● **What to do**: Write out the material below again, unchanged.

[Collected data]
************

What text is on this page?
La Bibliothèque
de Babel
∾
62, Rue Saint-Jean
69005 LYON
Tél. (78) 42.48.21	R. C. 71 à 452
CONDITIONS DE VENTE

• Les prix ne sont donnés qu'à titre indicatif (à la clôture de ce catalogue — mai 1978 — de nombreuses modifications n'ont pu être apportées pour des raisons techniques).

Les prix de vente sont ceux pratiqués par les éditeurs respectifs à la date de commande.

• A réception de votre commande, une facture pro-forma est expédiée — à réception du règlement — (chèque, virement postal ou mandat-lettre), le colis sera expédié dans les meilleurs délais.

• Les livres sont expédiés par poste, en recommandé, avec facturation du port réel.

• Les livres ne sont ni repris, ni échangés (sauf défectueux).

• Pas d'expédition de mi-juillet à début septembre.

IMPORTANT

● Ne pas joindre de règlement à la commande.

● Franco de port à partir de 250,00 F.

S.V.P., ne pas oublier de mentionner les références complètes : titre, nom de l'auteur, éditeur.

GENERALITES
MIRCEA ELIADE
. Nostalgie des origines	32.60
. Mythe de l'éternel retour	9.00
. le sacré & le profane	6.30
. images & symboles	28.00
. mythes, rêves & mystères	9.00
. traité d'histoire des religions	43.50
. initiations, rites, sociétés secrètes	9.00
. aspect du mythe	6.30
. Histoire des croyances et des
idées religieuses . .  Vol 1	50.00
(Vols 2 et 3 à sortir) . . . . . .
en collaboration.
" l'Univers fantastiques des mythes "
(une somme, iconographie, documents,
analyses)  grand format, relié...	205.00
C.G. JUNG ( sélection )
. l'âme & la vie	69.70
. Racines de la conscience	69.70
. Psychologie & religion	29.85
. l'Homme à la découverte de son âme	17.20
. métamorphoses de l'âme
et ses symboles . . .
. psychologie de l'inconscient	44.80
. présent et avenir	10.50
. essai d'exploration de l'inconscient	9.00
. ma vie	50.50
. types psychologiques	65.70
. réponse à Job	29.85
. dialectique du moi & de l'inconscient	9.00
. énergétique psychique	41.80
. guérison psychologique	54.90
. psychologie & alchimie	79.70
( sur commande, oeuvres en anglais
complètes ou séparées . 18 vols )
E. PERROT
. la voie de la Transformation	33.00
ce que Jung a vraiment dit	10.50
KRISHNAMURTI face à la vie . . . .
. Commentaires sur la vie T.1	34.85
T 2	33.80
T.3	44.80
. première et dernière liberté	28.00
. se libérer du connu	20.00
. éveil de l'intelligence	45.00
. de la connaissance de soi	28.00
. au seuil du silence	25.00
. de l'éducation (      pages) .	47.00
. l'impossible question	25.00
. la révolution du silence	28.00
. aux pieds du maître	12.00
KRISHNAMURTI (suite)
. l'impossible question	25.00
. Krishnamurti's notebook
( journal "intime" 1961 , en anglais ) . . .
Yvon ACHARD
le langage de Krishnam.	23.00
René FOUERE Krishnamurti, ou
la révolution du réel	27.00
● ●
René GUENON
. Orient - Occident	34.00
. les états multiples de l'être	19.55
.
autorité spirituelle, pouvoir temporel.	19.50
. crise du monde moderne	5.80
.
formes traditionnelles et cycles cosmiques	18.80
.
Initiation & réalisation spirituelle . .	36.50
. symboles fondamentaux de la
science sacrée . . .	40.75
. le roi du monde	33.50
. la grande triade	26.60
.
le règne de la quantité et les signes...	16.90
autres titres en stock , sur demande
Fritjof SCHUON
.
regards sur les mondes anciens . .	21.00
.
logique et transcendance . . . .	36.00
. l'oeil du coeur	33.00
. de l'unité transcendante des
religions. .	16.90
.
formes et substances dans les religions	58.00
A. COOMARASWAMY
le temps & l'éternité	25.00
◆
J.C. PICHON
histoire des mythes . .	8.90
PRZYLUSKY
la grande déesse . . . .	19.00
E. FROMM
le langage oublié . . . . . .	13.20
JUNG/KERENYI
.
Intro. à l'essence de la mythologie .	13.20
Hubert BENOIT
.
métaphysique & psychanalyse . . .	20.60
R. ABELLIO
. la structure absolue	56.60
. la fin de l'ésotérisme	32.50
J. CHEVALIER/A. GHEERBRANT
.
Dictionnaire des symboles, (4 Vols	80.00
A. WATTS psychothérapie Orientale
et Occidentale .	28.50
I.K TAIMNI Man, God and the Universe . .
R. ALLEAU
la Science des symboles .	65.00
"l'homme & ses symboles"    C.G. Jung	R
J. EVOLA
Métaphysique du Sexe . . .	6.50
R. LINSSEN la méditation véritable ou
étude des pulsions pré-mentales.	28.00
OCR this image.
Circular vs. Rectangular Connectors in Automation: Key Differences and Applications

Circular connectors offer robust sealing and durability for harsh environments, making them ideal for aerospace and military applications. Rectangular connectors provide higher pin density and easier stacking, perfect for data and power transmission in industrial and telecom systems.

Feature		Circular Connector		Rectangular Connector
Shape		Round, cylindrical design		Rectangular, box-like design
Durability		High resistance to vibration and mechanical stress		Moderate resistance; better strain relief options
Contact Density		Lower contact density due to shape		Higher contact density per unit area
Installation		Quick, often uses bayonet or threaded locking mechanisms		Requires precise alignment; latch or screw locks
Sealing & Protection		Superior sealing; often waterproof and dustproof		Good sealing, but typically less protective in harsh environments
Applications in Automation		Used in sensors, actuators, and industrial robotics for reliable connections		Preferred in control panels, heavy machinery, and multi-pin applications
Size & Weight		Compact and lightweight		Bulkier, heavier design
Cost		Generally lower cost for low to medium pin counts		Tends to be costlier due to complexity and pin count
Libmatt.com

************

● **Final result**:
What text is on this page?
La Bibliothèque
de Babel
∾
62, Rue Saint-Jean
69005 LYON
Tél. (78) 42.48.21	R. C. 71 à 452
CONDITIONS DE VENTE

• Les prix ne sont donnés qu'à titre indicatif (à la clôture de ce catalogue — mai 1978 — de nombreuses modifications n'ont pu être apportées pour des raisons techniques).

Les prix de vente sont ceux pratiqués par les éditeurs respectifs à la date de commande.

• A réception de votre commande, une facture pro-forma est expédiée — à réception du règlement — (chèque, virement postal ou mandat-lettre), le colis sera expédié dans les meilleurs délais.

• Les livres sont expédiés par poste, en recommandé, avec facturation du port réel.

• Les livres ne sont ni repris, ni échangés (sauf défectueux).

• Pas d'expédition de mi-juillet à début septembre.

IMPORTANT

● Ne pas joindre de règlement à la commande.

● Franco de port à partir de 250,00 F.

S.V.P., ne pas oublier de mentionner les références complètes : titre, nom de l'auteur, éditeur.

GENERALITES
MIRCEA ELIADE
. Nostalgie des origines	32.60
. Mythe de l'éternel retour	9.00
. le sacré & le profane	6.30
. images & symboles	28.00
. mythes, rêves & mystères	9.00
. traité d'histoire des religions	43.50
. initiations, rites, sociétés secrètes	9.00
. aspect du mythe	6.30
. Histoire des croyances et des
idées religieuses . .  Vol 1	50.00
(Vols 2 et 3 à sortir) . . . . . .
en collaboration.
" l'Univers fantastiques des mythes "
(une somme, iconographie, documents,
analyses)  grand format, relié...	205.00
C.G. JUNG ( sélection )
. l'âme & la vie	69.70
. Racines de la conscience	69.70
. Psychologie & religion	29.85
. l'Homme à la découverte de son âme	17.20
. métamorphoses de l'âme
et ses symboles . . .
. psychologie de l'inconscient	44.80
. présent et avenir	10.50
. essai d'exploration de l'inconscient	9.00
. ma vie	50.50
. types psychologiques	65.70
. réponse à Job	29.85
. dialectique du moi & de l'inconscient	9.00
. énergétique psychique	41.80
. guérison psychologique	54.90
. psychologie & alchimie	79.70
( sur commande, oeuvres en anglais
complètes ou séparées . 18 vols )
E. PERROT
. la voie de la Transformation	33.00
ce que Jung a vraiment dit	10.50
KRISHNAMURTI face à la vie . . . .
. Commentaires sur la vie T.1	34.85
T 2	33.80
T.3	44.80
. première et dernière liberté	28.00
. se libérer du connu	20.00
. éveil de l'intelligence	45.00
. de la connaissance de soi	28.00
. au seuil du silence	25.00
. de l'éducation (      pages) .	47.00
. l'impossible question	25.00
. la révolution du silence	28.00
. aux pieds du maître	12.00
KRISHNAMURTI (suite)
. l'impossible question	25.00
. Krishnamurti's notebook
( journal "intime" 1961 , en anglais ) . . .
Yvon ACHARD
le langage de Krishnam.	23.00
René FOUERE Krishnamurti, ou
la révolution du réel	27.00
● ●
René GUENON
. Orient - Occident	34.00
. les états multiples de l'être	19.55
.
autorité spirituelle, pouvoir temporel.	19.50
. crise du monde moderne	5.80
.
formes traditionnelles et cycles cosmiques	18.80
.
Initiation & réalisation spirituelle . .	36.50
. symboles fondamentaux de la
science sacrée . . .	40.75
. le roi du monde	33.50
. la grande triade	26.60
.
le règne de la quantité et les signes...	16.90
autres titres en stock , sur demande
Fritjof SCHUON
.
regards sur les mondes anciens . .	21.00
.
logique et transcendance . . . .	36.00
. l'oeil du coeur	33.00
. de l'unité transcendante des
religions. .	16.90
.
formes et substances dans les religions	58.00
A. COOMARASWAMY
le temps & l'éternité	25.00
◆
J.C. PICHON
histoire des mythes . .	8.90
PRZYLUSKY
la grande déesse . . . .	19.00
E. FROMM
le langage oublié . . . . . .	13.20
JUNG/KERENYI
.
Intro. à l'essence de la mythologie .	13.20
Hubert BENOIT
.
métaphysique & psychanalyse . . .	20.60
R. ABELLIO
. la structure absolue	56.60
. la fin de l'ésotérisme	32.50
J. CHEVALIER/A. GHEERBRANT
.
Dictionnaire des symboles, (4 Vols	80.00
A. WATTS psychothérapie Orientale
et Occidentale .	28.50
I.K TAIMNI Man, God and the Universe . .
R. ALLEAU
la Science des symboles .	65.00
"l'homme & ses symboles"    C.G. Jung	R
J. EVOLA
Métaphysique du Sexe . . .	6.50
R. LINSSEN la méditation véritable ou
étude des pulsions pré-mentales.	28.00
OCR this image.
Circular vs. Rectangular Connectors in Automation: Key Differences and Applications

Circular connectors offer robust sealing and durability for harsh environments, making them ideal for aerospace and military applications. Rectangular connectors provide higher pin density and easier stacking, perfect for data and power transmission in industrial and telecom systems.

Feature		Circular Connector		Rectangular Connector
Shape		Round, cylindrical design		Rectangular, box-like design
Durability		High resistance to vibration and mechanical stress		Moderate resistance; better strain relief options
Contact Density		Lower contact density due to shape		Higher contact density per unit area
Installation		Quick, often uses bayonet or threaded locking mechanisms		Requires precise alignment; latch or screw locks
Sealing & Protection		Superior sealing; often waterproof and dustproof		Good sealing, but typically less protective in harsh environments
Applications in Automation		Used in sensors, actuators, and industrial robotics for reliable connections		Preferred in control panels, heavy machinery, and multi-pin applications
Size & Weight		Compact and lightweight		Bulkier, heavier design
Cost		Generally lower cost for low to medium pin counts		Tends to be costlier due to complexity and pin count
Libmatt.com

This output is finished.